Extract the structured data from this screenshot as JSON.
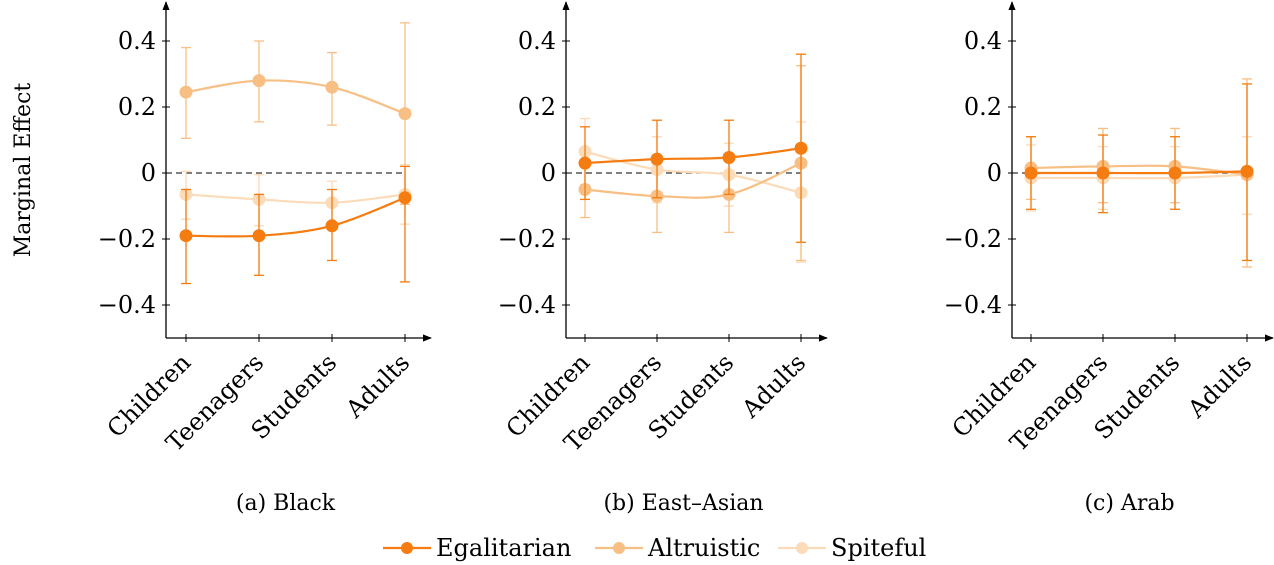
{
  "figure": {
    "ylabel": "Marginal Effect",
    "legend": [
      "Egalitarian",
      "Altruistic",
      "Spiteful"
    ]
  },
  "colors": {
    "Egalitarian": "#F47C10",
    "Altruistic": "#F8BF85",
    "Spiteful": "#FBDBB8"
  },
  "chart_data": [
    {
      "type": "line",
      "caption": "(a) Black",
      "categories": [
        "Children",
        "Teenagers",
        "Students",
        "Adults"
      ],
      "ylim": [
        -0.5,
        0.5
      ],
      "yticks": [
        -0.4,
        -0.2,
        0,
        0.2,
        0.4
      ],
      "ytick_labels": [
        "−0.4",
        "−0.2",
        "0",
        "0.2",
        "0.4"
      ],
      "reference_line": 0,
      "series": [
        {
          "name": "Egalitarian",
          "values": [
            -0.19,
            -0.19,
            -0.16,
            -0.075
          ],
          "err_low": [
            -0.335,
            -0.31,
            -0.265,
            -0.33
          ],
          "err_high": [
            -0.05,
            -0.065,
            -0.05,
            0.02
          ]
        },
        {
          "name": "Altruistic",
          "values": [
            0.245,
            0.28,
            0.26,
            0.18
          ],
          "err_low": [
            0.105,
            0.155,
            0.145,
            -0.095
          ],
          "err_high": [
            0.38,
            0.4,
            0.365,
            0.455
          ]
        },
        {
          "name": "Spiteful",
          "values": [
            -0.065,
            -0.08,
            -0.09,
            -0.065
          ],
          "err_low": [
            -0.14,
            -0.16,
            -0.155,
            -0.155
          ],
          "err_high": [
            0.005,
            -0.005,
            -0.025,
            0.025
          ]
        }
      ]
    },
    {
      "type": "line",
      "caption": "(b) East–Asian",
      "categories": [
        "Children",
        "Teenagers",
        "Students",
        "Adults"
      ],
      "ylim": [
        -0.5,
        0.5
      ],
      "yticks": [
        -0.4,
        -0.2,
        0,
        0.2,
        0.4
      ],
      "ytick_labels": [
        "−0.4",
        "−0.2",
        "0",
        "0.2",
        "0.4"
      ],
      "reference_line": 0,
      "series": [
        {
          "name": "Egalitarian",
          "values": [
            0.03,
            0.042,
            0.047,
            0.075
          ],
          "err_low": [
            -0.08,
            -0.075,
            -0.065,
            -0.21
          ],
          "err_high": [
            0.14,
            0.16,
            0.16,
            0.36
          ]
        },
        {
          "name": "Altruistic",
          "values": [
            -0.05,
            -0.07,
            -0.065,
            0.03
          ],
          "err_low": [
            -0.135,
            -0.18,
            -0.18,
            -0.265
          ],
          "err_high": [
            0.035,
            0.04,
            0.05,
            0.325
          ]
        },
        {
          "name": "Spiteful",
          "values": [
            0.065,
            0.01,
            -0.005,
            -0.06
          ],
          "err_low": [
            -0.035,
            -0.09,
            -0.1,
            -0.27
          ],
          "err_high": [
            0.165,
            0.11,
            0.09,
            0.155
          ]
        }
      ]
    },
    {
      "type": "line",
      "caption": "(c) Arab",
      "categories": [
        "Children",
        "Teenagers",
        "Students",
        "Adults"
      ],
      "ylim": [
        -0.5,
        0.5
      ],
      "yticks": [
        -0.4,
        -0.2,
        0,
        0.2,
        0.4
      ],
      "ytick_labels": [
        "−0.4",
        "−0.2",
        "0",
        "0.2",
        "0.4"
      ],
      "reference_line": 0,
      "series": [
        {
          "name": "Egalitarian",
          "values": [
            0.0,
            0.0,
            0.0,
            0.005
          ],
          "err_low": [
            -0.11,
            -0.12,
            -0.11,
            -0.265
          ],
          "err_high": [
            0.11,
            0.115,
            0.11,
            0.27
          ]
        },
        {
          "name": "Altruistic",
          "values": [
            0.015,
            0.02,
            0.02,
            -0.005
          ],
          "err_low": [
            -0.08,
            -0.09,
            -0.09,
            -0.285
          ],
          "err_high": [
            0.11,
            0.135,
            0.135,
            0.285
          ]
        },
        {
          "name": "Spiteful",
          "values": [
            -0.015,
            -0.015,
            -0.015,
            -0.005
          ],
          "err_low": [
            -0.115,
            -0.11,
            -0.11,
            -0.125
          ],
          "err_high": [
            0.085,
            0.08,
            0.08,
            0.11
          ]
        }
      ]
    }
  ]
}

= = =

→ **Instruction**
Generate a word-for-word copy of the preceding records, excluding all pictures.

→ **Full solution**
Extract the structured data from this screenshot as JSON.
{
  "figure": {
    "ylabel": "Marginal Effect",
    "legend": [
      "Egalitarian",
      "Altruistic",
      "Spiteful"
    ]
  },
  "colors": {
    "Egalitarian": "#F47C10",
    "Altruistic": "#F8BF85",
    "Spiteful": "#FBDBB8"
  },
  "chart_data": [
    {
      "type": "line",
      "caption": "(a) Black",
      "categories": [
        "Children",
        "Teenagers",
        "Students",
        "Adults"
      ],
      "ylim": [
        -0.5,
        0.5
      ],
      "yticks": [
        -0.4,
        -0.2,
        0,
        0.2,
        0.4
      ],
      "ytick_labels": [
        "−0.4",
        "−0.2",
        "0",
        "0.2",
        "0.4"
      ],
      "reference_line": 0,
      "series": [
        {
          "name": "Egalitarian",
          "values": [
            -0.19,
            -0.19,
            -0.16,
            -0.075
          ],
          "err_low": [
            -0.335,
            -0.31,
            -0.265,
            -0.33
          ],
          "err_high": [
            -0.05,
            -0.065,
            -0.05,
            0.02
          ]
        },
        {
          "name": "Altruistic",
          "values": [
            0.245,
            0.28,
            0.26,
            0.18
          ],
          "err_low": [
            0.105,
            0.155,
            0.145,
            -0.095
          ],
          "err_high": [
            0.38,
            0.4,
            0.365,
            0.455
          ]
        },
        {
          "name": "Spiteful",
          "values": [
            -0.065,
            -0.08,
            -0.09,
            -0.065
          ],
          "err_low": [
            -0.14,
            -0.16,
            -0.155,
            -0.155
          ],
          "err_high": [
            0.005,
            -0.005,
            -0.025,
            0.025
          ]
        }
      ]
    },
    {
      "type": "line",
      "caption": "(b) East–Asian",
      "categories": [
        "Children",
        "Teenagers",
        "Students",
        "Adults"
      ],
      "ylim": [
        -0.5,
        0.5
      ],
      "yticks": [
        -0.4,
        -0.2,
        0,
        0.2,
        0.4
      ],
      "ytick_labels": [
        "−0.4",
        "−0.2",
        "0",
        "0.2",
        "0.4"
      ],
      "reference_line": 0,
      "series": [
        {
          "name": "Egalitarian",
          "values": [
            0.03,
            0.042,
            0.047,
            0.075
          ],
          "err_low": [
            -0.08,
            -0.075,
            -0.065,
            -0.21
          ],
          "err_high": [
            0.14,
            0.16,
            0.16,
            0.36
          ]
        },
        {
          "name": "Altruistic",
          "values": [
            -0.05,
            -0.07,
            -0.065,
            0.03
          ],
          "err_low": [
            -0.135,
            -0.18,
            -0.18,
            -0.265
          ],
          "err_high": [
            0.035,
            0.04,
            0.05,
            0.325
          ]
        },
        {
          "name": "Spiteful",
          "values": [
            0.065,
            0.01,
            -0.005,
            -0.06
          ],
          "err_low": [
            -0.035,
            -0.09,
            -0.1,
            -0.27
          ],
          "err_high": [
            0.165,
            0.11,
            0.09,
            0.155
          ]
        }
      ]
    },
    {
      "type": "line",
      "caption": "(c) Arab",
      "categories": [
        "Children",
        "Teenagers",
        "Students",
        "Adults"
      ],
      "ylim": [
        -0.5,
        0.5
      ],
      "yticks": [
        -0.4,
        -0.2,
        0,
        0.2,
        0.4
      ],
      "ytick_labels": [
        "−0.4",
        "−0.2",
        "0",
        "0.2",
        "0.4"
      ],
      "reference_line": 0,
      "series": [
        {
          "name": "Egalitarian",
          "values": [
            0.0,
            0.0,
            0.0,
            0.005
          ],
          "err_low": [
            -0.11,
            -0.12,
            -0.11,
            -0.265
          ],
          "err_high": [
            0.11,
            0.115,
            0.11,
            0.27
          ]
        },
        {
          "name": "Altruistic",
          "values": [
            0.015,
            0.02,
            0.02,
            -0.005
          ],
          "err_low": [
            -0.08,
            -0.09,
            -0.09,
            -0.285
          ],
          "err_high": [
            0.11,
            0.135,
            0.135,
            0.285
          ]
        },
        {
          "name": "Spiteful",
          "values": [
            -0.015,
            -0.015,
            -0.015,
            -0.005
          ],
          "err_low": [
            -0.115,
            -0.11,
            -0.11,
            -0.125
          ],
          "err_high": [
            0.085,
            0.08,
            0.08,
            0.11
          ]
        }
      ]
    }
  ]
}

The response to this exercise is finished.